Work instructions
Copy each line containing the word "Twirling" from the records that follow, please.

Data to use

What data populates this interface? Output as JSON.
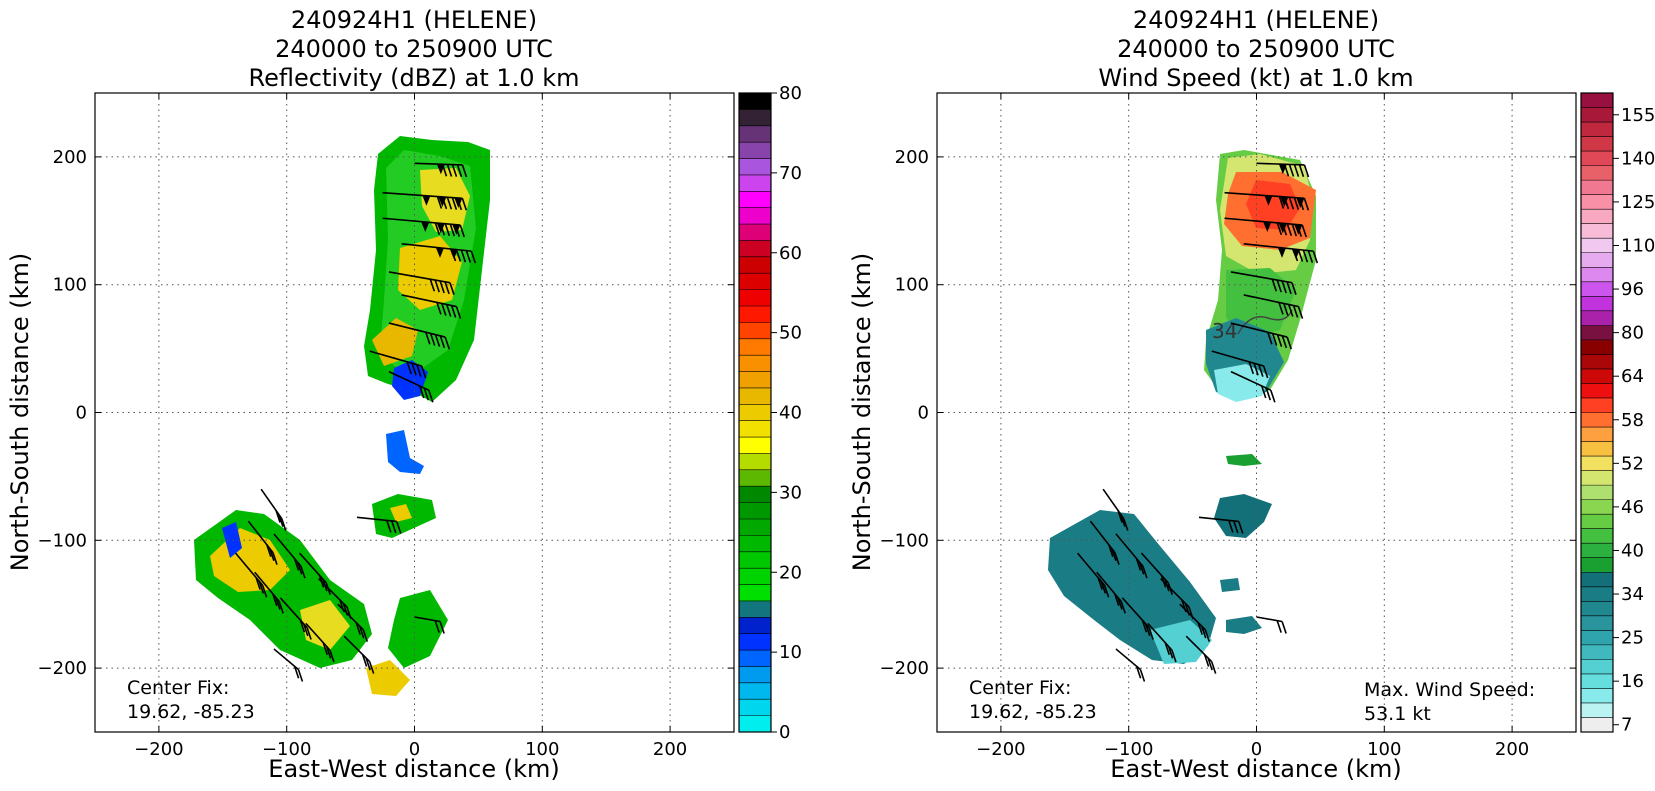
{
  "chart_data": [
    {
      "type": "heatmap",
      "title_lines": [
        "240924H1 (HELENE)",
        "240000 to 250900 UTC",
        "Reflectivity (dBZ) at 1.0 km"
      ],
      "xlabel": "East-West distance (km)",
      "ylabel": "North-South distance (km)",
      "xlim": [
        -250,
        250
      ],
      "ylim": [
        -250,
        250
      ],
      "xticks": [
        -200,
        -100,
        0,
        100,
        200
      ],
      "yticks": [
        -200,
        -100,
        0,
        100,
        200
      ],
      "grid": true,
      "annotations": [
        {
          "lines": [
            "Center Fix:",
            "19.62, -85.23"
          ],
          "x": -225,
          "y": -225
        }
      ],
      "colorbar": {
        "label_values": [
          0,
          10,
          20,
          30,
          40,
          50,
          60,
          70,
          80
        ],
        "levels": [
          0,
          2.5,
          5,
          7.5,
          10,
          12.5,
          15,
          17.5,
          20,
          22.5,
          25,
          27.5,
          30,
          32.5,
          35,
          37.5,
          40,
          42.5,
          45,
          47.5,
          50,
          52.5,
          55,
          57.5,
          60,
          62.5,
          65,
          67.5,
          70,
          72.5,
          75,
          77.5,
          80
        ],
        "colors": [
          "#00eeee",
          "#00d6ee",
          "#00b8ee",
          "#009aee",
          "#0064ff",
          "#0032ff",
          "#0022cc",
          "#13767e",
          "#00e000",
          "#00d400",
          "#00c800",
          "#00b800",
          "#00a800",
          "#009800",
          "#008800",
          "#5cb800",
          "#b4dc00",
          "#ffff00",
          "#f2e000",
          "#eccc00",
          "#e8b800",
          "#f0a000",
          "#f89000",
          "#ff7a00",
          "#ff4400",
          "#ff1800",
          "#ee0000",
          "#dd0000",
          "#cc0000",
          "#cc0022",
          "#dd0077",
          "#ee00cc",
          "#ff00ff",
          "#cc44ee",
          "#aa55dd",
          "#8844aa",
          "#663377",
          "#332233",
          "#000000"
        ]
      }
    },
    {
      "type": "heatmap",
      "title_lines": [
        "240924H1 (HELENE)",
        "240000 to 250900 UTC",
        "Wind Speed (kt) at 1.0 km"
      ],
      "xlabel": "East-West distance (km)",
      "ylabel": "North-South distance (km)",
      "xlim": [
        -250,
        250
      ],
      "ylim": [
        -250,
        250
      ],
      "xticks": [
        -200,
        -100,
        0,
        100,
        200
      ],
      "yticks": [
        -200,
        -100,
        0,
        100,
        200
      ],
      "grid": true,
      "contour_label": "34",
      "annotations": [
        {
          "lines": [
            "Center Fix:",
            "19.62, -85.23"
          ],
          "x": -225,
          "y": -225
        },
        {
          "lines": [
            "Max. Wind Speed:",
            "53.1 kt"
          ],
          "x": 85,
          "y": -225
        }
      ],
      "colorbar": {
        "label_values": [
          7,
          16,
          25,
          34,
          40,
          46,
          52,
          58,
          64,
          80,
          96,
          110,
          125,
          140,
          155
        ],
        "colors": [
          "#eeeeee",
          "#bbf2f2",
          "#88eaea",
          "#66dede",
          "#55d0d2",
          "#40b8be",
          "#30a4ac",
          "#2a949c",
          "#228890",
          "#1a7c84",
          "#147078",
          "#19a030",
          "#2cb040",
          "#44c040",
          "#66cc44",
          "#8ad650",
          "#aee070",
          "#d4e670",
          "#f2e060",
          "#f8c040",
          "#ffa040",
          "#ff7030",
          "#ff4022",
          "#ee1010",
          "#cc0808",
          "#aa0808",
          "#880000",
          "#781040",
          "#aa22aa",
          "#c033dd",
          "#cc55ee",
          "#dd88ee",
          "#e6aaee",
          "#f0c8f0",
          "#f8bcd8",
          "#f8a8c0",
          "#f890a8",
          "#f07890",
          "#e86068",
          "#e04858",
          "#d03848",
          "#c02840",
          "#a81838",
          "#981040"
        ]
      }
    }
  ]
}
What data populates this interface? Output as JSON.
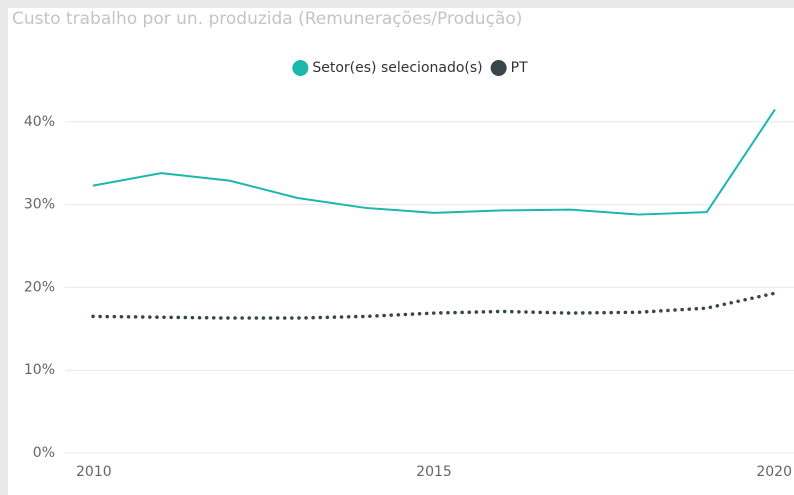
{
  "chart_data": {
    "type": "line",
    "title": "Custo trabalho por un. produzida (Remunerações/Produção)",
    "x": [
      2010,
      2011,
      2012,
      2013,
      2014,
      2015,
      2016,
      2017,
      2018,
      2019,
      2020
    ],
    "series": [
      {
        "name": "Setor(es) selecionado(s)",
        "color": "#1ab8aa",
        "style": "solid",
        "values": [
          32.3,
          33.8,
          32.9,
          30.8,
          29.6,
          29.0,
          29.3,
          29.4,
          28.8,
          29.1,
          41.5
        ]
      },
      {
        "name": "PT",
        "color": "#374649",
        "style": "dotted",
        "values": [
          16.5,
          16.4,
          16.3,
          16.3,
          16.5,
          16.9,
          17.1,
          16.9,
          17.0,
          17.5,
          19.3
        ]
      }
    ],
    "xlim": [
      2010,
      2020
    ],
    "xticks": [
      2010,
      2015,
      2020
    ],
    "ylim": [
      0,
      43
    ],
    "yticks": [
      {
        "value": 0,
        "label": "0%"
      },
      {
        "value": 10,
        "label": "10%"
      },
      {
        "value": 20,
        "label": "20%"
      },
      {
        "value": 30,
        "label": "30%"
      },
      {
        "value": 40,
        "label": "40%"
      }
    ],
    "grid": true,
    "legend": "top"
  }
}
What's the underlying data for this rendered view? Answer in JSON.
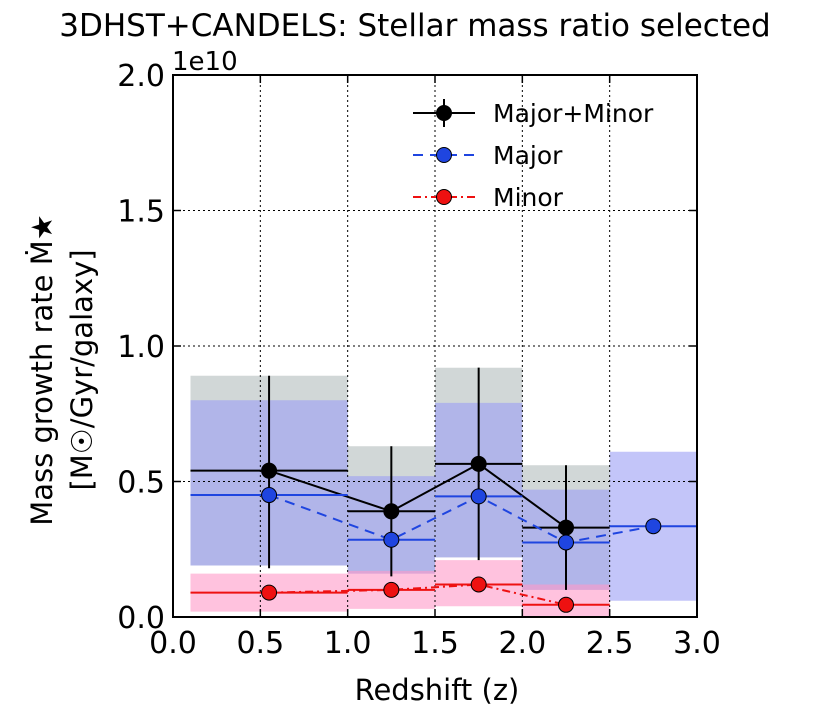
{
  "chart_data": {
    "type": "line",
    "title": "3DHST+CANDELS: Stellar mass ratio selected",
    "xlabel": "Redshift (z)",
    "ylabel_line1": "Mass growth rate Ṁ★",
    "ylabel_line2": "[M☉/Gyr/galaxy]",
    "y_multiplier_label": "1e10",
    "xlim": [
      0.0,
      3.0
    ],
    "ylim": [
      0.0,
      2.0
    ],
    "x_tick_labels": [
      "0.0",
      "0.5",
      "1.0",
      "1.5",
      "2.0",
      "2.5",
      "3.0"
    ],
    "y_tick_labels": [
      "0.0",
      "0.5",
      "1.0",
      "1.5",
      "2.0"
    ],
    "grid": true,
    "legend_position": "top-right",
    "series": [
      {
        "name": "Major+Minor",
        "color": "#000000",
        "line_style": "solid",
        "x": [
          0.55,
          1.25,
          1.75,
          2.25
        ],
        "y": [
          0.54,
          0.39,
          0.565,
          0.33
        ],
        "xerr_lo": [
          0.1,
          1.0,
          1.5,
          2.0
        ],
        "xerr_hi": [
          1.0,
          1.5,
          2.0,
          2.5
        ],
        "yerr_lo": [
          0.18,
          0.15,
          0.21,
          0.1
        ],
        "yerr_hi": [
          0.89,
          0.63,
          0.92,
          0.56
        ],
        "band_lo": [
          0.19,
          0.16,
          0.22,
          0.1
        ],
        "band_hi": [
          0.89,
          0.63,
          0.92,
          0.56
        ],
        "band_color": "#b3bcbc"
      },
      {
        "name": "Major",
        "color": "#1f45e0",
        "line_style": "dashed",
        "x": [
          0.55,
          1.25,
          1.75,
          2.25,
          2.75
        ],
        "y": [
          0.45,
          0.285,
          0.445,
          0.275,
          0.335
        ],
        "xerr_lo": [
          0.1,
          1.0,
          1.5,
          2.0,
          2.5
        ],
        "xerr_hi": [
          1.0,
          1.5,
          2.0,
          2.5,
          3.0
        ],
        "band_lo": [
          0.19,
          0.16,
          0.22,
          0.1,
          0.06
        ],
        "band_hi": [
          0.8,
          0.52,
          0.79,
          0.47,
          0.61
        ],
        "band_color": "#9b9ff5"
      },
      {
        "name": "Minor",
        "color": "#ee1111",
        "line_style": "dashdot",
        "x": [
          0.55,
          1.25,
          1.75,
          2.25
        ],
        "y": [
          0.09,
          0.1,
          0.12,
          0.045
        ],
        "xerr_lo": [
          0.1,
          1.0,
          1.5,
          2.0
        ],
        "xerr_hi": [
          1.0,
          1.5,
          2.0,
          2.5
        ],
        "band_lo": [
          0.02,
          0.03,
          0.04,
          0.0
        ],
        "band_hi": [
          0.16,
          0.17,
          0.21,
          0.12
        ],
        "band_color": "#ff9ac8"
      }
    ]
  }
}
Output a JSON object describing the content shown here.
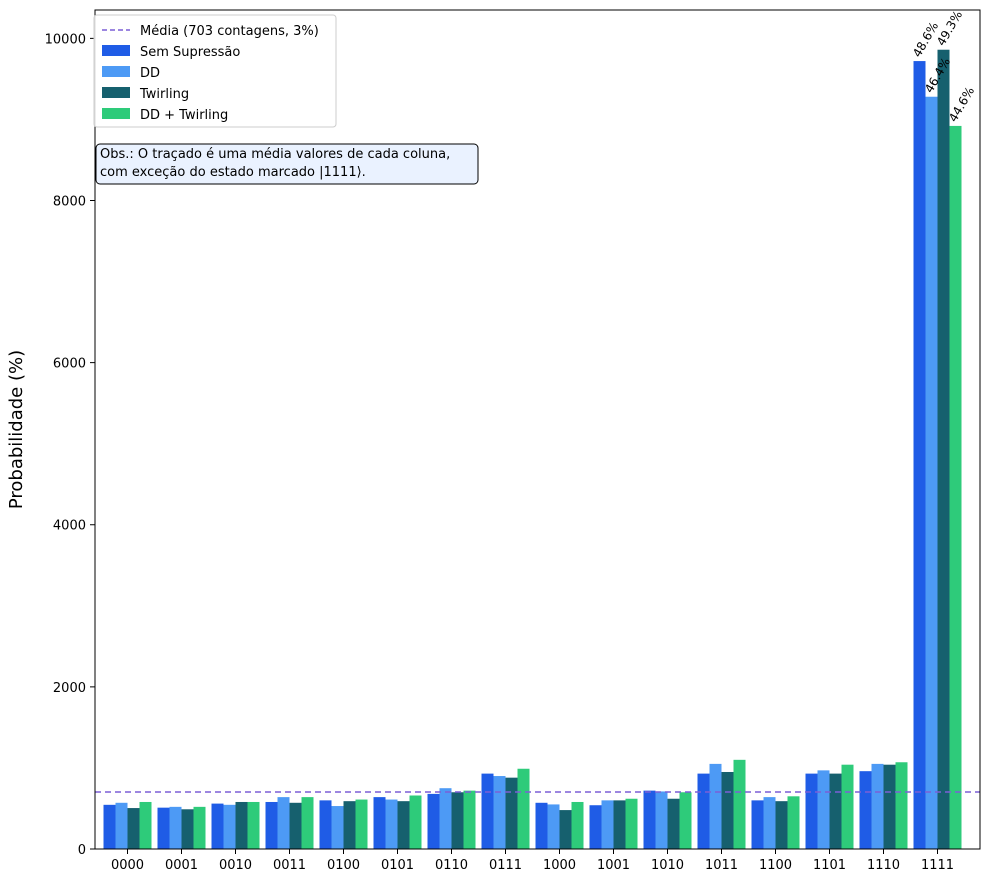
{
  "chart_data": {
    "type": "bar",
    "ylabel": "Probabilidade (%)",
    "xlabel": "",
    "ylim": [
      0,
      10350
    ],
    "yticks": [
      0,
      2000,
      4000,
      6000,
      8000,
      10000
    ],
    "grid": false,
    "legend_position": "top-left",
    "categories": [
      "0000",
      "0001",
      "0010",
      "0011",
      "0100",
      "0101",
      "0110",
      "0111",
      "1000",
      "1001",
      "1010",
      "1011",
      "1100",
      "1101",
      "1110",
      "1111"
    ],
    "series": [
      {
        "name": "Sem Supressão",
        "color": "#1f5ce6",
        "values": [
          545,
          510,
          560,
          580,
          600,
          640,
          680,
          930,
          570,
          540,
          720,
          930,
          600,
          930,
          960,
          9720
        ]
      },
      {
        "name": "DD",
        "color": "#4d9af5",
        "values": [
          570,
          520,
          545,
          640,
          530,
          610,
          750,
          900,
          550,
          600,
          710,
          1050,
          640,
          970,
          1050,
          9280
        ]
      },
      {
        "name": "Twirling",
        "color": "#16606e",
        "values": [
          505,
          490,
          580,
          570,
          590,
          590,
          700,
          880,
          480,
          600,
          620,
          950,
          590,
          930,
          1040,
          9860
        ]
      },
      {
        "name": "DD + Twirling",
        "color": "#2ecb7a",
        "values": [
          580,
          520,
          580,
          640,
          610,
          660,
          720,
          990,
          580,
          620,
          700,
          1100,
          650,
          1040,
          1070,
          8920
        ]
      }
    ],
    "bar_labels": [
      {
        "category": "1111",
        "series": "Sem Supressão",
        "text": "48.6%"
      },
      {
        "category": "1111",
        "series": "DD",
        "text": "46.4%"
      },
      {
        "category": "1111",
        "series": "Twirling",
        "text": "49.3%"
      },
      {
        "category": "1111",
        "series": "DD + Twirling",
        "text": "44.6%"
      }
    ],
    "reference_line": {
      "label": "Média (703 contagens, 3%)",
      "value": 703,
      "color": "#7b5fd6"
    },
    "annotation": {
      "lines": [
        "Obs.: O traçado é uma média valores de cada coluna,",
        "com exceção do estado marcado |1111⟩."
      ]
    }
  }
}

Finished task
        "name": "Twirling",
        "name": "DD + Twirling",
        "series": "Twirling",
        "series": "DD + Twirling",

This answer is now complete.